• EXERCISE: Pictures should be excluded; otherwise, copy every entry exactly.

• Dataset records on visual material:
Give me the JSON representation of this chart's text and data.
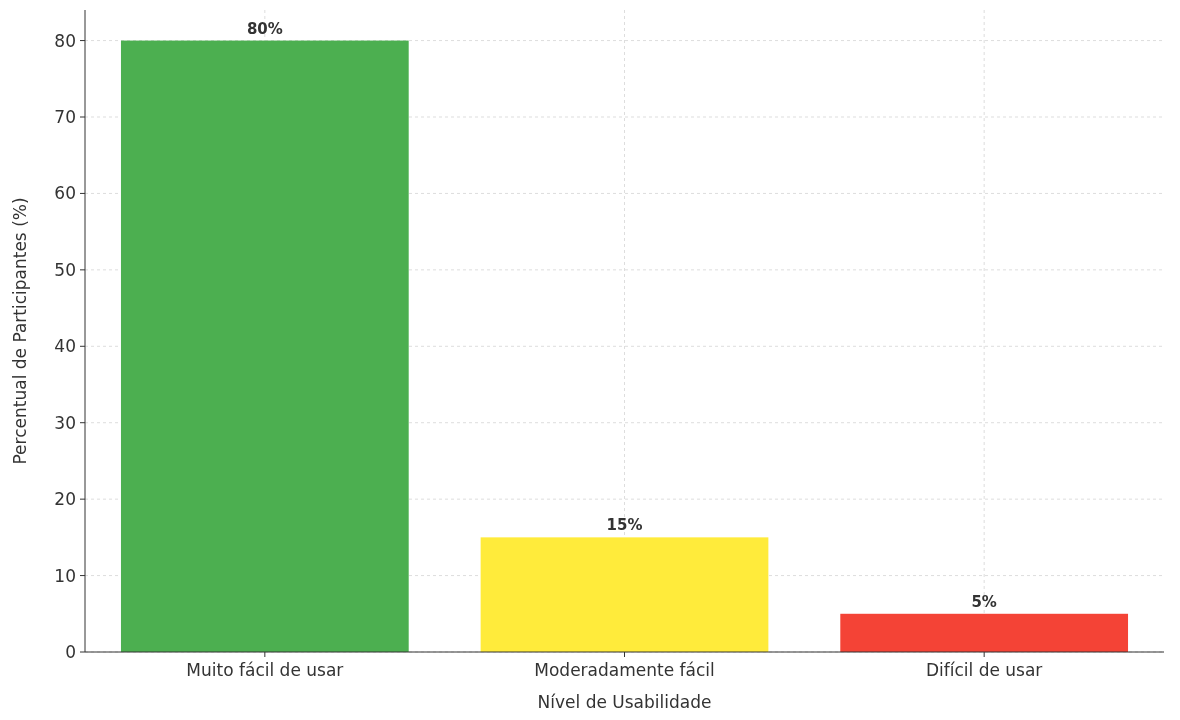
{
  "chart_data": {
    "type": "bar",
    "xlabel": "Nível de Usabilidade",
    "ylabel": "Percentual de Participantes (%)",
    "categories": [
      "Muito fácil de usar",
      "Moderadamente fácil",
      "Difícil de usar"
    ],
    "values": [
      80,
      15,
      5
    ],
    "colors": [
      "#4caf50",
      "#ffeb3b",
      "#f44336"
    ],
    "value_labels": [
      "80%",
      "15%",
      "5%"
    ],
    "ylim": [
      0,
      84
    ],
    "yticks": [
      0,
      10,
      20,
      30,
      40,
      50,
      60,
      70,
      80
    ],
    "grid": true
  }
}
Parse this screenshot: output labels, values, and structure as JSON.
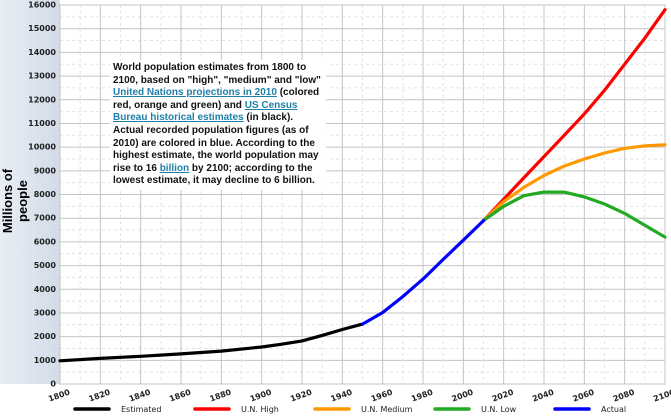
{
  "caption": {
    "part1": "World population estimates from 1800 to 2100, based on \"high\", \"medium\" and \"low\" ",
    "link1": "United Nations projections in 2010",
    "part2": " (colored red, orange and green) and ",
    "link2": "US Census Bureau historical estimates",
    "part3": " (in black). Actual recorded population figures (as of 2010) are colored in blue. According to the highest estimate, the world population may rise to 16 ",
    "link3": "billion",
    "part4": " by 2100; according to the lowest estimate, it may decline to 6 billion."
  },
  "chart_data": {
    "type": "line",
    "title": "",
    "xlabel": "",
    "ylabel": "Millions of people",
    "xlim": [
      1800,
      2100
    ],
    "ylim": [
      0,
      16000
    ],
    "x_ticks": [
      1800,
      1820,
      1840,
      1860,
      1880,
      1900,
      1920,
      1940,
      1960,
      1980,
      2000,
      2020,
      2040,
      2060,
      2080,
      2100
    ],
    "y_ticks": [
      0,
      1000,
      2000,
      3000,
      4000,
      5000,
      6000,
      7000,
      8000,
      9000,
      10000,
      11000,
      12000,
      13000,
      14000,
      15000,
      16000
    ],
    "grid": true,
    "legend_position": "bottom",
    "series": [
      {
        "name": "Estimated",
        "color": "#000000",
        "x": [
          1800,
          1820,
          1840,
          1860,
          1880,
          1900,
          1910,
          1920,
          1930,
          1940,
          1950
        ],
        "y": [
          980,
          1080,
          1170,
          1270,
          1390,
          1560,
          1680,
          1820,
          2050,
          2300,
          2530
        ]
      },
      {
        "name": "U.N. High",
        "color": "#ff0000",
        "x": [
          2010,
          2020,
          2030,
          2040,
          2050,
          2060,
          2070,
          2080,
          2090,
          2100
        ],
        "y": [
          6900,
          7800,
          8700,
          9600,
          10500,
          11400,
          12400,
          13500,
          14600,
          15800
        ]
      },
      {
        "name": "U.N. Medium",
        "color": "#ff9900",
        "x": [
          2010,
          2020,
          2030,
          2040,
          2050,
          2060,
          2070,
          2080,
          2090,
          2100
        ],
        "y": [
          6900,
          7700,
          8300,
          8800,
          9200,
          9500,
          9750,
          9950,
          10050,
          10100
        ]
      },
      {
        "name": "U.N. Low",
        "color": "#22aa22",
        "x": [
          2010,
          2020,
          2030,
          2040,
          2050,
          2060,
          2070,
          2080,
          2090,
          2100
        ],
        "y": [
          6900,
          7500,
          7950,
          8100,
          8100,
          7900,
          7600,
          7200,
          6700,
          6200
        ]
      },
      {
        "name": "Actual",
        "color": "#0000ff",
        "x": [
          1950,
          1960,
          1970,
          1980,
          1990,
          2000,
          2010
        ],
        "y": [
          2530,
          3020,
          3690,
          4430,
          5260,
          6070,
          6900
        ]
      }
    ]
  }
}
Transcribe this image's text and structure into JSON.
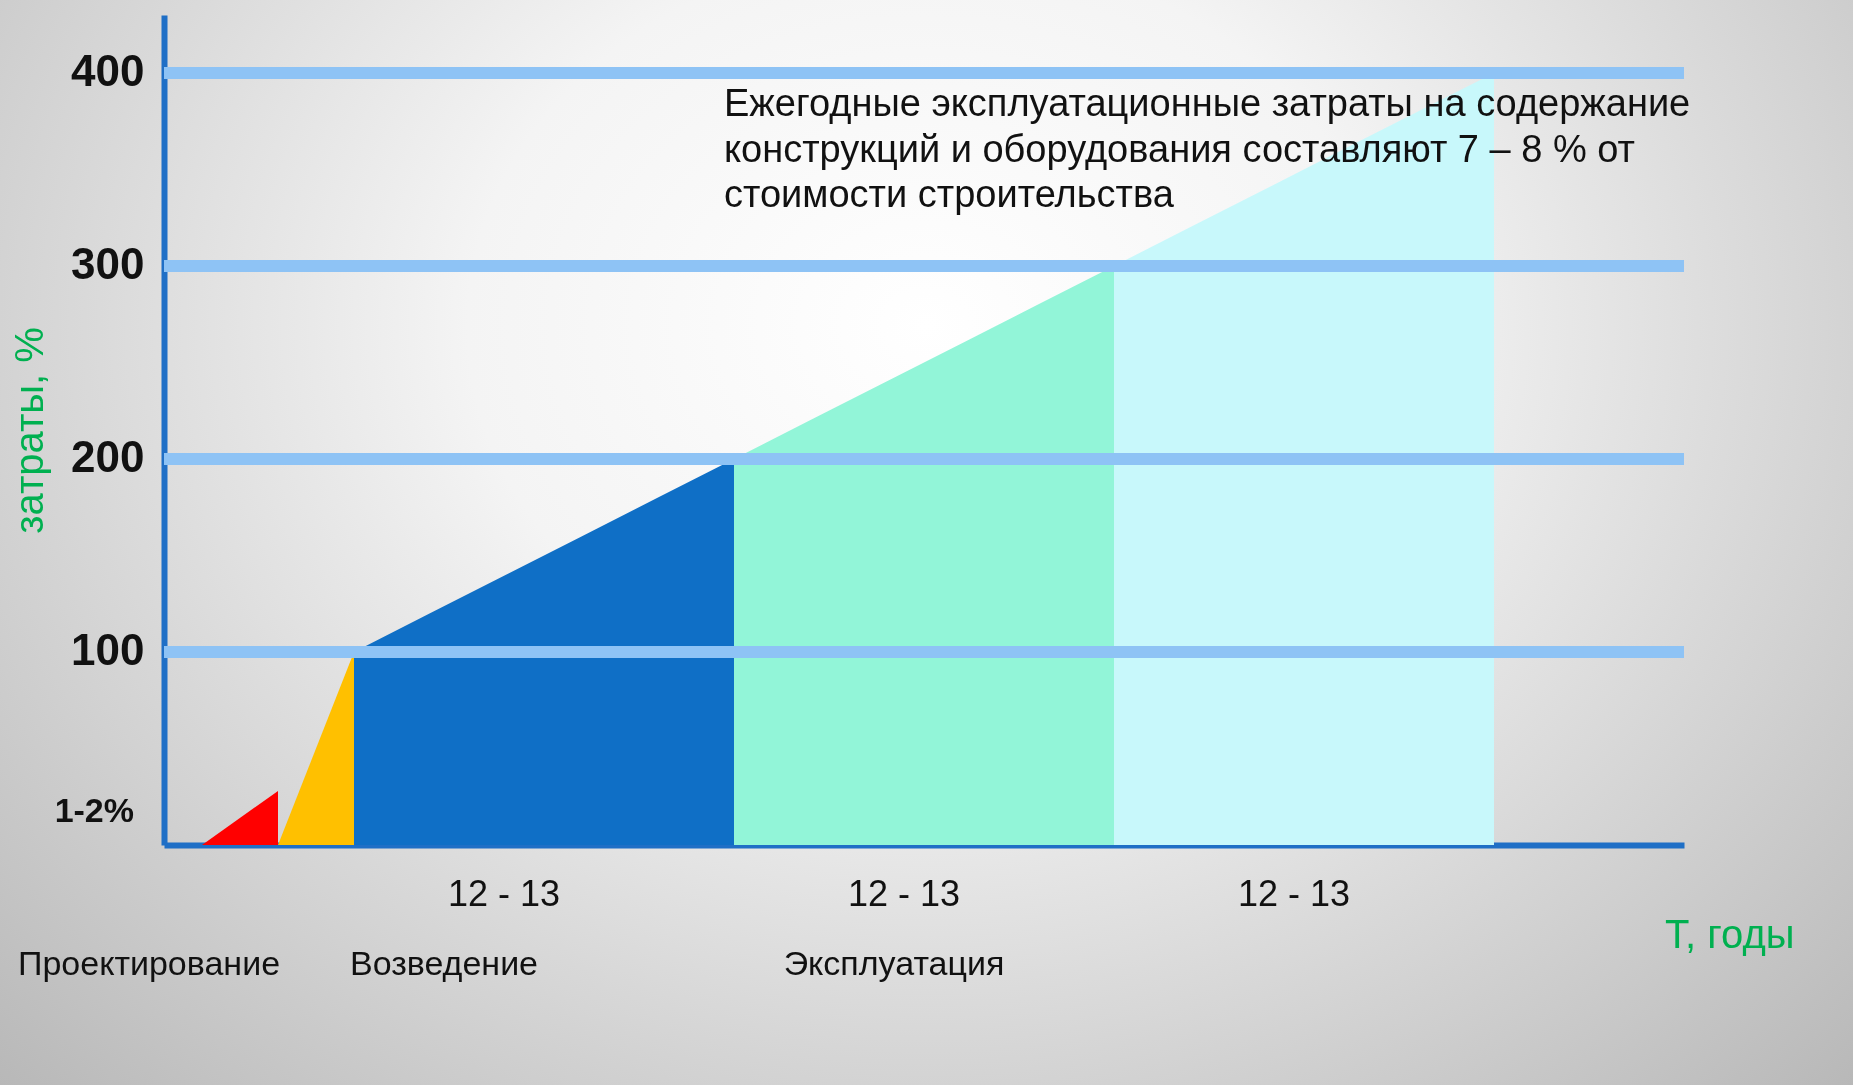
{
  "chart_data": {
    "type": "area",
    "xlabel": "Т, годы",
    "ylabel": "затраты, %",
    "categories": [
      null,
      null,
      null,
      null,
      null,
      null,
      null,
      null,
      null,
      null,
      null,
      null,
      null,
      null,
      null,
      null,
      null,
      null,
      null,
      null
    ],
    "series": [
      {
        "color": "#ff0000",
        "values": [
          0,
          28,
          null,
          null,
          null,
          null,
          null,
          null,
          null,
          null,
          null,
          null,
          null,
          null,
          null,
          null,
          null,
          null,
          null,
          null
        ]
      },
      {
        "color": "#ffc000",
        "values": [
          null,
          0,
          100,
          null,
          null,
          null,
          null,
          null,
          null,
          null,
          null,
          null,
          null,
          null,
          null,
          null,
          null,
          null,
          null,
          null
        ]
      },
      {
        "color": "#0f6fc6",
        "values": [
          null,
          null,
          100,
          120,
          140,
          160,
          180,
          200,
          null,
          null,
          null,
          null,
          null,
          null,
          null,
          null,
          null,
          null,
          null,
          null
        ]
      },
      {
        "color": "#92f5d8",
        "values": [
          null,
          null,
          null,
          null,
          null,
          null,
          null,
          200,
          220,
          240,
          260,
          280,
          300,
          null,
          null,
          null,
          null,
          null,
          null,
          null
        ]
      },
      {
        "color": "#c8f8fb",
        "values": [
          null,
          null,
          null,
          null,
          null,
          null,
          null,
          null,
          null,
          null,
          null,
          null,
          300,
          320,
          340,
          360,
          380,
          400,
          null,
          null
        ]
      }
    ],
    "ylim": [
      0,
      430
    ],
    "yticks": [
      100,
      200,
      300,
      400
    ],
    "grid": "y",
    "tick_labels": "y",
    "annotations": [
      "Ежегодные эксплуатационные затраты на содержание конструкций и оборудования составляют 7 – 8 % от стоимости строительства",
      "1-2%",
      "12 - 13",
      "12 - 13",
      "12 - 13",
      "Проектирование",
      "Возведение",
      "Эксплуатация"
    ]
  }
}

• WRITTEN RESPONSE:
Give me the JSON representation of this chart's text and data.
{
  "chart_data": {
    "type": "bar",
    "xlabel": "Nível de Usabilidade",
    "ylabel": "Percentual de Participantes (%)",
    "categories": [
      "Muito fácil de usar",
      "Moderadamente fácil",
      "Difícil de usar"
    ],
    "values": [
      80,
      15,
      5
    ],
    "colors": [
      "#4caf50",
      "#ffeb3b",
      "#f44336"
    ],
    "value_labels": [
      "80%",
      "15%",
      "5%"
    ],
    "ylim": [
      0,
      84
    ],
    "yticks": [
      0,
      10,
      20,
      30,
      40,
      50,
      60,
      70,
      80
    ],
    "grid": true
  }
}
Parse this screenshot: output labels, values, and structure as JSON.
{
  "caption": {
    "part1": "World population estimates from 1800 to 2100, based on \"high\", \"medium\" and \"low\" ",
    "link1": "United Nations projections in 2010",
    "part2": " (colored red, orange and green) and ",
    "link2": "US Census Bureau historical estimates",
    "part3": " (in black). Actual recorded population figures (as of 2010) are colored in blue. According to the highest estimate, the world population may rise to 16 ",
    "link3": "billion",
    "part4": " by 2100; according to the lowest estimate, it may decline to 6 billion."
  },
  "chart_data": {
    "type": "line",
    "title": "",
    "xlabel": "",
    "ylabel": "Millions of people",
    "xlim": [
      1800,
      2100
    ],
    "ylim": [
      0,
      16000
    ],
    "x_ticks": [
      1800,
      1820,
      1840,
      1860,
      1880,
      1900,
      1920,
      1940,
      1960,
      1980,
      2000,
      2020,
      2040,
      2060,
      2080,
      2100
    ],
    "y_ticks": [
      0,
      1000,
      2000,
      3000,
      4000,
      5000,
      6000,
      7000,
      8000,
      9000,
      10000,
      11000,
      12000,
      13000,
      14000,
      15000,
      16000
    ],
    "grid": true,
    "legend_position": "bottom",
    "series": [
      {
        "name": "Estimated",
        "color": "#000000",
        "x": [
          1800,
          1820,
          1840,
          1860,
          1880,
          1900,
          1910,
          1920,
          1930,
          1940,
          1950
        ],
        "y": [
          980,
          1080,
          1170,
          1270,
          1390,
          1560,
          1680,
          1820,
          2050,
          2300,
          2530
        ]
      },
      {
        "name": "U.N. High",
        "color": "#ff0000",
        "x": [
          2010,
          2020,
          2030,
          2040,
          2050,
          2060,
          2070,
          2080,
          2090,
          2100
        ],
        "y": [
          6900,
          7800,
          8700,
          9600,
          10500,
          11400,
          12400,
          13500,
          14600,
          15800
        ]
      },
      {
        "name": "U.N. Medium",
        "color": "#ff9900",
        "x": [
          2010,
          2020,
          2030,
          2040,
          2050,
          2060,
          2070,
          2080,
          2090,
          2100
        ],
        "y": [
          6900,
          7700,
          8300,
          8800,
          9200,
          9500,
          9750,
          9950,
          10050,
          10100
        ]
      },
      {
        "name": "U.N. Low",
        "color": "#22aa22",
        "x": [
          2010,
          2020,
          2030,
          2040,
          2050,
          2060,
          2070,
          2080,
          2090,
          2100
        ],
        "y": [
          6900,
          7500,
          7950,
          8100,
          8100,
          7900,
          7600,
          7200,
          6700,
          6200
        ]
      },
      {
        "name": "Actual",
        "color": "#0000ff",
        "x": [
          1950,
          1960,
          1970,
          1980,
          1990,
          2000,
          2010
        ],
        "y": [
          2530,
          3020,
          3690,
          4430,
          5260,
          6070,
          6900
        ]
      }
    ]
  }
}
Transcribe this image's text and structure into JSON.
{
  "chart_data": {
    "type": "area",
    "xlabel": "Т, годы",
    "ylabel": "затраты, %",
    "categories": [
      null,
      null,
      null,
      null,
      null,
      null,
      null,
      null,
      null,
      null,
      null,
      null,
      null,
      null,
      null,
      null,
      null,
      null,
      null,
      null
    ],
    "series": [
      {
        "color": "#ff0000",
        "values": [
          0,
          28,
          null,
          null,
          null,
          null,
          null,
          null,
          null,
          null,
          null,
          null,
          null,
          null,
          null,
          null,
          null,
          null,
          null,
          null
        ]
      },
      {
        "color": "#ffc000",
        "values": [
          null,
          0,
          100,
          null,
          null,
          null,
          null,
          null,
          null,
          null,
          null,
          null,
          null,
          null,
          null,
          null,
          null,
          null,
          null,
          null
        ]
      },
      {
        "color": "#0f6fc6",
        "values": [
          null,
          null,
          100,
          120,
          140,
          160,
          180,
          200,
          null,
          null,
          null,
          null,
          null,
          null,
          null,
          null,
          null,
          null,
          null,
          null
        ]
      },
      {
        "color": "#92f5d8",
        "values": [
          null,
          null,
          null,
          null,
          null,
          null,
          null,
          200,
          220,
          240,
          260,
          280,
          300,
          null,
          null,
          null,
          null,
          null,
          null,
          null
        ]
      },
      {
        "color": "#c8f8fb",
        "values": [
          null,
          null,
          null,
          null,
          null,
          null,
          null,
          null,
          null,
          null,
          null,
          null,
          300,
          320,
          340,
          360,
          380,
          400,
          null,
          null
        ]
      }
    ],
    "ylim": [
      0,
      430
    ],
    "yticks": [
      100,
      200,
      300,
      400
    ],
    "grid": "y",
    "tick_labels": "y",
    "annotations": [
      "Ежегодные эксплуатационные затраты на содержание конструкций и оборудования составляют 7 – 8 % от стоимости строительства",
      "1-2%",
      "12 - 13",
      "12 - 13",
      "12 - 13",
      "Проектирование",
      "Возведение",
      "Эксплуатация"
    ]
  }
}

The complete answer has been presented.